Scan the records and identify every line in which the string "None" occurs, then return those lines.

--- Start of Dataset records ---

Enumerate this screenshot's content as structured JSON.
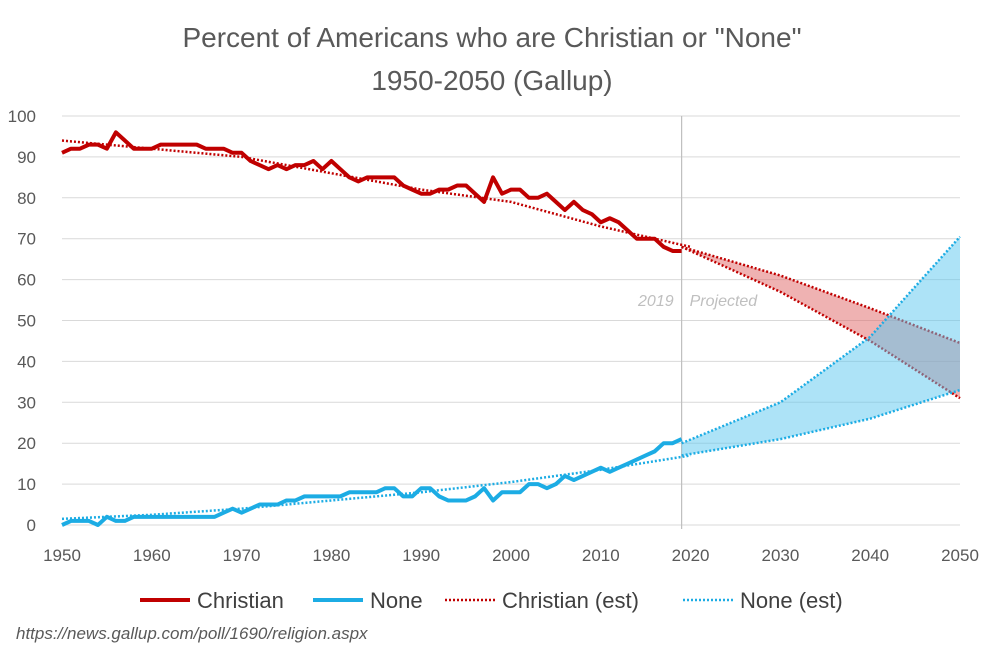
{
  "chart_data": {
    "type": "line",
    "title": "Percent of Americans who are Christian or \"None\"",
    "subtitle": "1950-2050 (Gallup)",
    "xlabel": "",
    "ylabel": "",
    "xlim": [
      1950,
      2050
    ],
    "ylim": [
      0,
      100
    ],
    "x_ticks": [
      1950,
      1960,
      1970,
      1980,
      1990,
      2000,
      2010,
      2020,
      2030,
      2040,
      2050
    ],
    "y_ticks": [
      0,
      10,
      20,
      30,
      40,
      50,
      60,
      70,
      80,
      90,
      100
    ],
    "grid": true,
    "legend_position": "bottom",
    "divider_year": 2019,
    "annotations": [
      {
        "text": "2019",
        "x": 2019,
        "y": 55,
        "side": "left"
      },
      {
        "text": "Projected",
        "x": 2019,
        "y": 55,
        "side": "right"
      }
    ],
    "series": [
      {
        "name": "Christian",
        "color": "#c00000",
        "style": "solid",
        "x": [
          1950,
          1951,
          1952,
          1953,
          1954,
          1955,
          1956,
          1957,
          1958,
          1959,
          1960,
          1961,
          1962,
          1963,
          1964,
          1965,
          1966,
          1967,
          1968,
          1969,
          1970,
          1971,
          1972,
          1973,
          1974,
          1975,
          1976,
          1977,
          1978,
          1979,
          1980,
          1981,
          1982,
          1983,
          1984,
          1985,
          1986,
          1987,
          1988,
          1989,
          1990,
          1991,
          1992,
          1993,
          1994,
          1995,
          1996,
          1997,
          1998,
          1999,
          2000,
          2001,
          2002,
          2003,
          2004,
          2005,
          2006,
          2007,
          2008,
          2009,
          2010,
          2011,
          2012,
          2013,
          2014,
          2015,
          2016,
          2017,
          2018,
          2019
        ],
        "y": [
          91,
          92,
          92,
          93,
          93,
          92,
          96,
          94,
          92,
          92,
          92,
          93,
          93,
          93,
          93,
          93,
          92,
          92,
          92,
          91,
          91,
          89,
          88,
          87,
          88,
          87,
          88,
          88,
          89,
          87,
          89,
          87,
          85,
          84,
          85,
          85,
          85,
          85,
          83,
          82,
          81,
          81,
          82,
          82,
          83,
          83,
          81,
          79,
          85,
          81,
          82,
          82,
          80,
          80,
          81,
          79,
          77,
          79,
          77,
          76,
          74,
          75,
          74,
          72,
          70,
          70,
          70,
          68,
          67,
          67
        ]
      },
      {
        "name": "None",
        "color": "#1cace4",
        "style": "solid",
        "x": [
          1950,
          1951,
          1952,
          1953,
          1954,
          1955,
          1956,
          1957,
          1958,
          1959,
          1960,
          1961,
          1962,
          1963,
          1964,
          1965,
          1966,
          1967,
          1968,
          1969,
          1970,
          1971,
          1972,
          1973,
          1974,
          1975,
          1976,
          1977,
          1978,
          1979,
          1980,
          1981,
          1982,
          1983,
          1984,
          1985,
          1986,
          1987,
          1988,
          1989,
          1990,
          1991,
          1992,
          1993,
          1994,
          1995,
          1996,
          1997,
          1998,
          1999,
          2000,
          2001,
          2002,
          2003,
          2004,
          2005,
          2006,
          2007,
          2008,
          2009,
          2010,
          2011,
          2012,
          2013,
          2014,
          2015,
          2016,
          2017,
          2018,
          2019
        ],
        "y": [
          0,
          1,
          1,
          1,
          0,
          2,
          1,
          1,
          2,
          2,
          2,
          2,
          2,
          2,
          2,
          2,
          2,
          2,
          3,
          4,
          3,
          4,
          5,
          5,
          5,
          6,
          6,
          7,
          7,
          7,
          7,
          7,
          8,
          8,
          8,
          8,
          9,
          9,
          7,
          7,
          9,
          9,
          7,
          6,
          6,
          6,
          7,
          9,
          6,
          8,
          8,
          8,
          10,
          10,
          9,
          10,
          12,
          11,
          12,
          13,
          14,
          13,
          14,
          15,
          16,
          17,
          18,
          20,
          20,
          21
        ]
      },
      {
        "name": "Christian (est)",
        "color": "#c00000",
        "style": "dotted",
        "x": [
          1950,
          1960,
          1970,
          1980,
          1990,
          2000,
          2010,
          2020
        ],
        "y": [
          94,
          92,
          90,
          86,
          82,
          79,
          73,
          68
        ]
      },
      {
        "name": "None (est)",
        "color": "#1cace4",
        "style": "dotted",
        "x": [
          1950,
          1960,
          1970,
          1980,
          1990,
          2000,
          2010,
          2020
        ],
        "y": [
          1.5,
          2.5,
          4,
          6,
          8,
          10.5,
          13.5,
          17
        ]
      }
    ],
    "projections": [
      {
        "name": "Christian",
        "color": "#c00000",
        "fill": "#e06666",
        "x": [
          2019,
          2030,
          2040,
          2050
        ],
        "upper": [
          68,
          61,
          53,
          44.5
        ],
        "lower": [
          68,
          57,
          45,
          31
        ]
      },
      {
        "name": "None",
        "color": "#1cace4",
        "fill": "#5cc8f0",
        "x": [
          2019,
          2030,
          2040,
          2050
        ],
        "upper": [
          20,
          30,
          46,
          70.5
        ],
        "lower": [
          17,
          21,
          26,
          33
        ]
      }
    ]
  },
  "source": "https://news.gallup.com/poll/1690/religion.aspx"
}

--- End of Dataset records ---

▶ _Task solution_:
    "title": "Percent of Americans who are Christian or \"None\"",
        "name": "None",
        "name": "None (est)",
        "name": "None",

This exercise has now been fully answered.